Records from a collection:
┄┄┄┄┄┄┄┄┄┄

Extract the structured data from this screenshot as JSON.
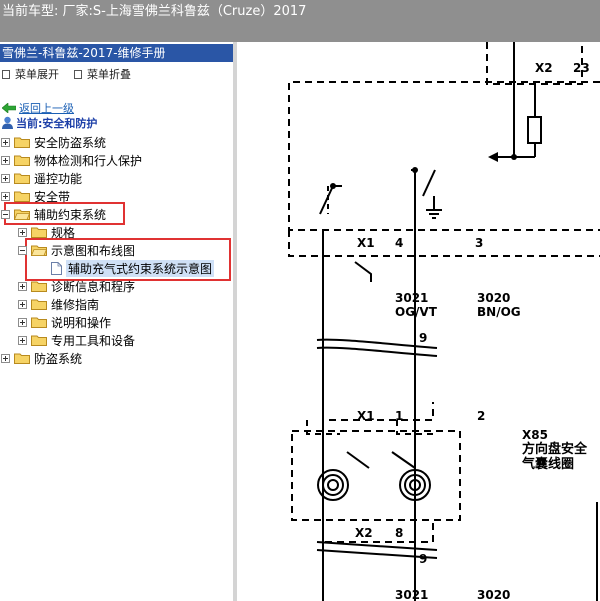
{
  "window": {
    "title": "当前车型:  厂家:S-上海雪佛兰科鲁兹（Cruze）2017"
  },
  "manual": {
    "title": "雪佛兰-科鲁兹-2017-维修手册",
    "expand_label": "菜单展开",
    "collapse_label": "菜单折叠",
    "back_label": "返回上一级",
    "current_label": "当前:安全和防护"
  },
  "tree": {
    "items": [
      {
        "label": "安全防盗系统"
      },
      {
        "label": "物体检测和行人保护"
      },
      {
        "label": "遥控功能"
      },
      {
        "label": "安全带"
      },
      {
        "label": "辅助约束系统"
      },
      {
        "label": "规格"
      },
      {
        "label": "示意图和布线图"
      },
      {
        "label": "辅助充气式约束系统示意图"
      },
      {
        "label": "诊断信息和程序"
      },
      {
        "label": "维修指南"
      },
      {
        "label": "说明和操作"
      },
      {
        "label": "专用工具和设备"
      },
      {
        "label": "防盗系统"
      }
    ]
  },
  "diagram": {
    "labels": {
      "x2_top": "X2",
      "pin_23": "23",
      "x1_a": "X1",
      "pin_4": "4",
      "pin_3": "3",
      "wire_3021": "3021",
      "color_3021": "OG/VT",
      "wire_3020": "3020",
      "color_3020": "BN/OG",
      "pin_9a": "9",
      "x1_b": "X1",
      "pin_1": "1",
      "pin_2": "2",
      "x85": "X85",
      "x85_desc1": "方向盘安全",
      "x85_desc2": "气囊线圈",
      "x2_b": "X2",
      "pin_8": "8",
      "pin_9b": "9",
      "wire_3021_b": "3021",
      "wire_3020_b": "3020"
    }
  },
  "colors": {
    "title_bar": "#8f8f8f",
    "manual_header": "#2a56a6",
    "highlight": "#e03232",
    "link": "#1a5fb4",
    "selection": "#cfe0f6"
  }
}
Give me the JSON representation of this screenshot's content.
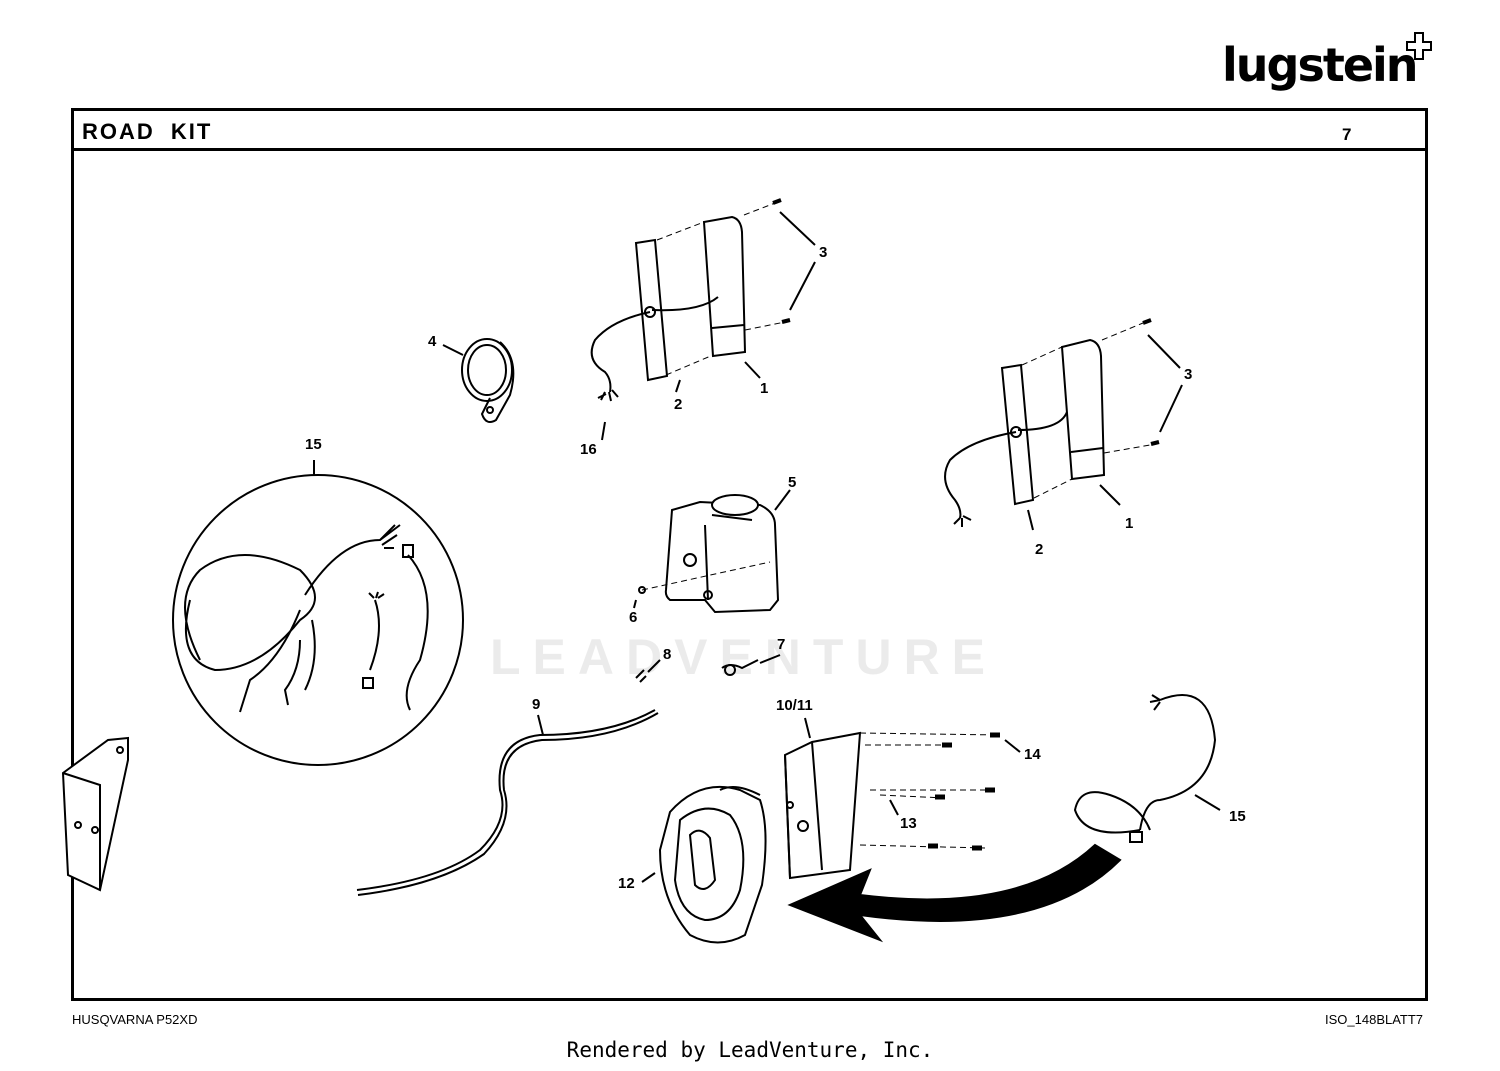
{
  "header": {
    "logo": "lugstein",
    "title": "ROAD  KIT",
    "page_number": "7"
  },
  "callouts": [
    "1",
    "2",
    "3",
    "4",
    "5",
    "6",
    "7",
    "8",
    "9",
    "10/11",
    "12",
    "13",
    "14",
    "15",
    "16"
  ],
  "footer": {
    "model": "HUSQVARNA P52XD",
    "drawing_id": "ISO_148BLATT7",
    "rendered_by": "Rendered by LeadVenture, Inc."
  },
  "watermark": "LEADVENTURE"
}
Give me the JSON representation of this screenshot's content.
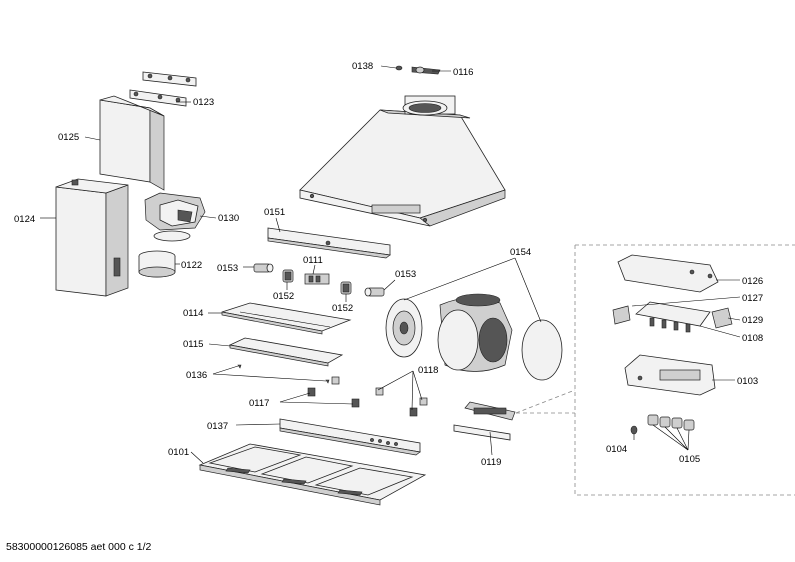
{
  "labels": {
    "l0101": "0101",
    "l0104": "0104",
    "l0105": "0105",
    "l0108": "0108",
    "l0103": "0103",
    "l0111": "0111",
    "l0114": "0114",
    "l0115": "0115",
    "l0116": "0116",
    "l0117": "0117",
    "l0118": "0118",
    "l0119": "0119",
    "l0122": "0122",
    "l0123": "0123",
    "l0124": "0124",
    "l0125": "0125",
    "l0126": "0126",
    "l0127": "0127",
    "l0129": "0129",
    "l0130": "0130",
    "l0136": "0136",
    "l0137": "0137",
    "l0138": "0138",
    "l0151": "0151",
    "l0152a": "0152",
    "l0152b": "0152",
    "l0153a": "0153",
    "l0153b": "0153",
    "l0154": "0154"
  },
  "footer": "58300000126085 aet 000 c 1/2"
}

┄┄┄┄┄┄┄┄┄┄

Print each record exactly as it stands, leaving the images out.

RESULT FOR THIS EXERCISE:
Extract the structured data from this screenshot as JSON.
{
  "window": {
    "title": "当前车型:  厂家:S-上海雪佛兰科鲁兹（Cruze）2017"
  },
  "manual": {
    "title": "雪佛兰-科鲁兹-2017-维修手册",
    "expand_label": "菜单展开",
    "collapse_label": "菜单折叠",
    "back_label": "返回上一级",
    "current_label": "当前:安全和防护"
  },
  "tree": {
    "items": [
      {
        "label": "安全防盗系统"
      },
      {
        "label": "物体检测和行人保护"
      },
      {
        "label": "遥控功能"
      },
      {
        "label": "安全带"
      },
      {
        "label": "辅助约束系统"
      },
      {
        "label": "规格"
      },
      {
        "label": "示意图和布线图"
      },
      {
        "label": "辅助充气式约束系统示意图"
      },
      {
        "label": "诊断信息和程序"
      },
      {
        "label": "维修指南"
      },
      {
        "label": "说明和操作"
      },
      {
        "label": "专用工具和设备"
      },
      {
        "label": "防盗系统"
      }
    ]
  },
  "diagram": {
    "labels": {
      "x2_top": "X2",
      "pin_23": "23",
      "x1_a": "X1",
      "pin_4": "4",
      "pin_3": "3",
      "wire_3021": "3021",
      "color_3021": "OG/VT",
      "wire_3020": "3020",
      "color_3020": "BN/OG",
      "pin_9a": "9",
      "x1_b": "X1",
      "pin_1": "1",
      "pin_2": "2",
      "x85": "X85",
      "x85_desc1": "方向盘安全",
      "x85_desc2": "气囊线圈",
      "x2_b": "X2",
      "pin_8": "8",
      "pin_9b": "9",
      "wire_3021_b": "3021",
      "wire_3020_b": "3020"
    }
  },
  "colors": {
    "title_bar": "#8f8f8f",
    "manual_header": "#2a56a6",
    "highlight": "#e03232",
    "link": "#1a5fb4",
    "selection": "#cfe0f6"
  }
}
Give me the JSON representation of this screenshot's content.
{
  "header": {
    "logo": "lugstein",
    "title": "ROAD  KIT",
    "page_number": "7"
  },
  "callouts": [
    "1",
    "2",
    "3",
    "4",
    "5",
    "6",
    "7",
    "8",
    "9",
    "10/11",
    "12",
    "13",
    "14",
    "15",
    "16"
  ],
  "footer": {
    "model": "HUSQVARNA P52XD",
    "drawing_id": "ISO_148BLATT7",
    "rendered_by": "Rendered by LeadVenture, Inc."
  },
  "watermark": "LEADVENTURE"
}
Give me the JSON representation of this screenshot's content.
{
  "labels": {
    "l0101": "0101",
    "l0104": "0104",
    "l0105": "0105",
    "l0108": "0108",
    "l0103": "0103",
    "l0111": "0111",
    "l0114": "0114",
    "l0115": "0115",
    "l0116": "0116",
    "l0117": "0117",
    "l0118": "0118",
    "l0119": "0119",
    "l0122": "0122",
    "l0123": "0123",
    "l0124": "0124",
    "l0125": "0125",
    "l0126": "0126",
    "l0127": "0127",
    "l0129": "0129",
    "l0130": "0130",
    "l0136": "0136",
    "l0137": "0137",
    "l0138": "0138",
    "l0151": "0151",
    "l0152a": "0152",
    "l0152b": "0152",
    "l0153a": "0153",
    "l0153b": "0153",
    "l0154": "0154"
  },
  "footer": "58300000126085 aet 000 c 1/2"
}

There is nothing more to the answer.